Stored entries
--- BEGIN ---

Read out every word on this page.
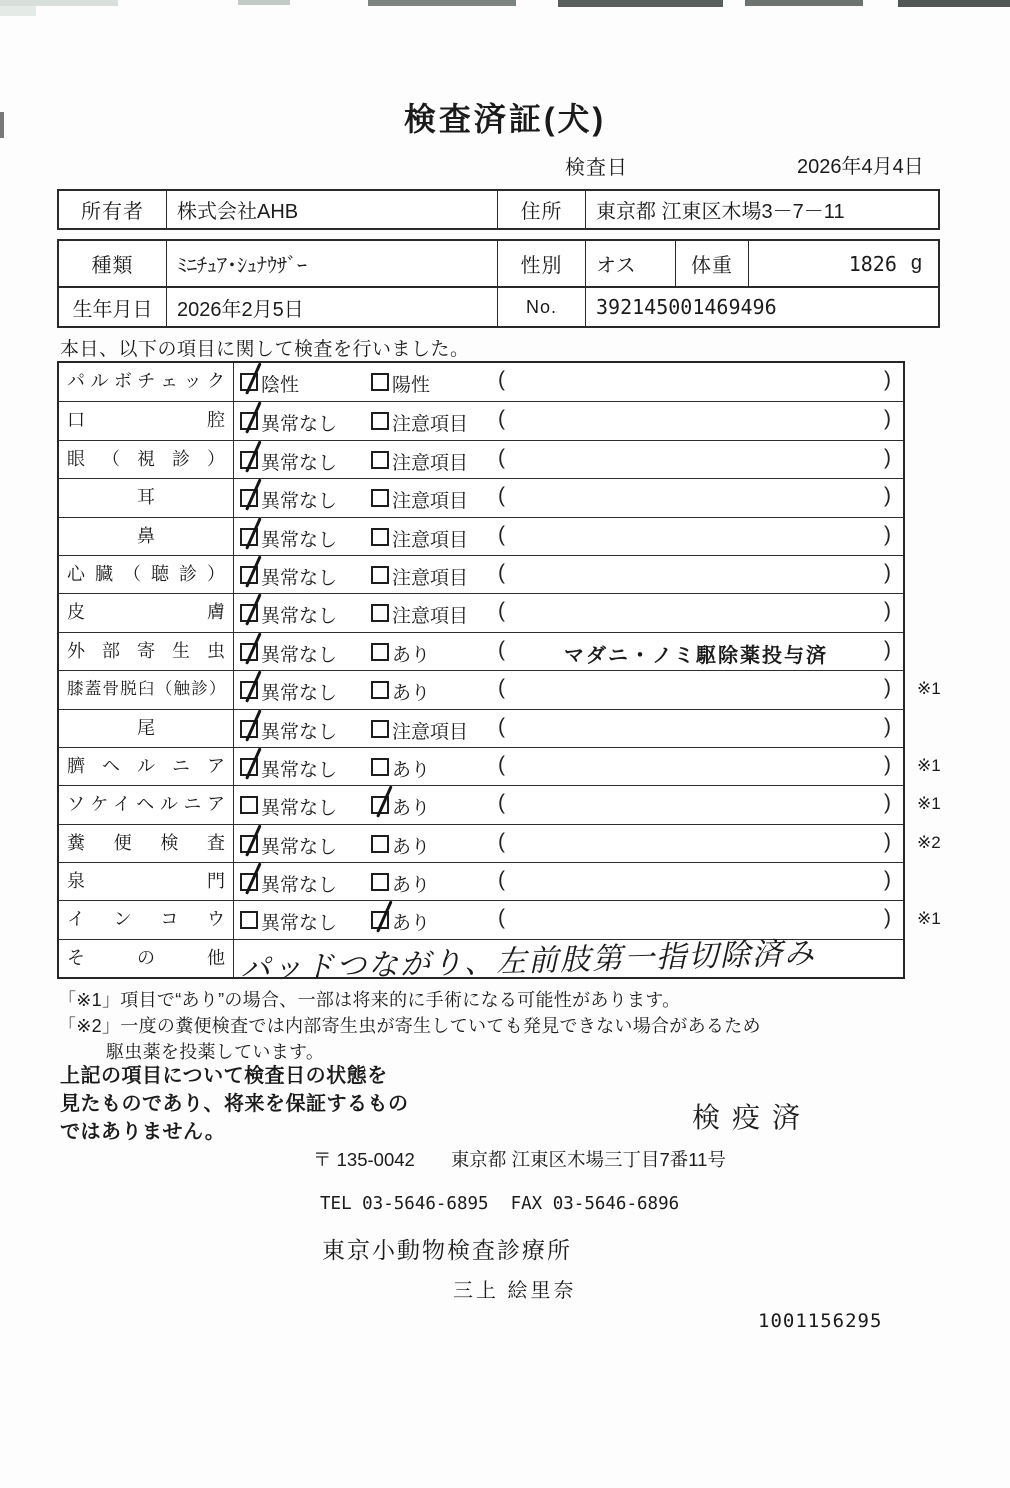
検査済証(犬)
検査日	2026年4月4日
所有者	株式会社AHB	住所	東京都 江東区木場3－7－11
種類	ﾐﾆﾁｭｱ･ｼｭﾅｳｻﾞｰ	性別	オス	体重	1826 g
生年月日	2026年2月5日	No.	392145001469496
本日、以下の項目に関して検査を行いました。
パルボチェック	陰性	陽性	(	)
口腔	異常なし	注意項目 (	)
眼（視診）	異常なし	注意項目 (	)
耳	異常なし	注意項目 (	)
鼻	異常なし	注意項目 (	)
心臓（聴診）	異常なし	注意項目 (	)
皮膚	異常なし	注意項目 (	)
外部寄生虫	異常なし	あり	(	マダニ・ノミ駆除薬投与済	)
膝蓋骨脱臼（触診）	異常なし	あり	(	) ※1
尾	異常なし	注意項目 (	)
臍ヘルニア	異常なし	あり	(	) ※1
ソケイヘルニア	異常なし	あり	(	) ※1
糞便検査	異常なし	あり	(	) ※2
泉門	異常なし	あり	(	)
インコウ	異常なし	あり	(	) ※1
その他 パッドつながり、左前肢第一指切除済み
「※1」項目で“あり”の場合、一部は将来的に手術になる可能性があります。
「※2」一度の糞便検査では内部寄生虫が寄生していても発見できない場合があるため
駆虫薬を投薬しています。
上記の項目について検査日の状態を
見たものであり、将来を保証するもの
ではありません。	検疫済
〒 135-0042 東京都 江東区木場三丁目7番11号
TEL 03-5646-6895 FAX 03-5646-6896
東京小動物検査診療所
三上 絵里奈
1001156295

--- END ---

Exercise
All the lines above are to be reproduced exactly, except the pictures.

Worked answer
Read out every word on this page.
検査済証(犬)
検査日	2026年4月4日
所有者	株式会社AHB	住所	東京都 江東区木場3－7－11
種類	ﾐﾆﾁｭｱ･ｼｭﾅｳｻﾞｰ	性別	オス	体重	1826 g
生年月日	2026年2月5日	No.	392145001469496
本日、以下の項目に関して検査を行いました。
パルボチェック	陰性	陽性	(	)
口腔	異常なし	注意項目 (	)
眼（視診）	異常なし	注意項目 (	)
耳	異常なし	注意項目 (	)
鼻	異常なし	注意項目 (	)
心臓（聴診）	異常なし	注意項目 (	)
皮膚	異常なし	注意項目 (	)
外部寄生虫	異常なし	あり	(	マダニ・ノミ駆除薬投与済	)
膝蓋骨脱臼（触診）	異常なし	あり	(	) ※1
尾	異常なし	注意項目 (	)
臍ヘルニア	異常なし	あり	(	) ※1
ソケイヘルニア	異常なし	あり	(	) ※1
糞便検査	異常なし	あり	(	) ※2
泉門	異常なし	あり	(	)
インコウ	異常なし	あり	(	) ※1
その他 パッドつながり、左前肢第一指切除済み
「※1」項目で“あり”の場合、一部は将来的に手術になる可能性があります。
「※2」一度の糞便検査では内部寄生虫が寄生していても発見できない場合があるため
駆虫薬を投薬しています。
上記の項目について検査日の状態を
見たものであり、将来を保証するもの
ではありません。	検疫済
〒 135-0042 東京都 江東区木場三丁目7番11号
TEL 03-5646-6895 FAX 03-5646-6896
東京小動物検査診療所
三上 絵里奈
1001156295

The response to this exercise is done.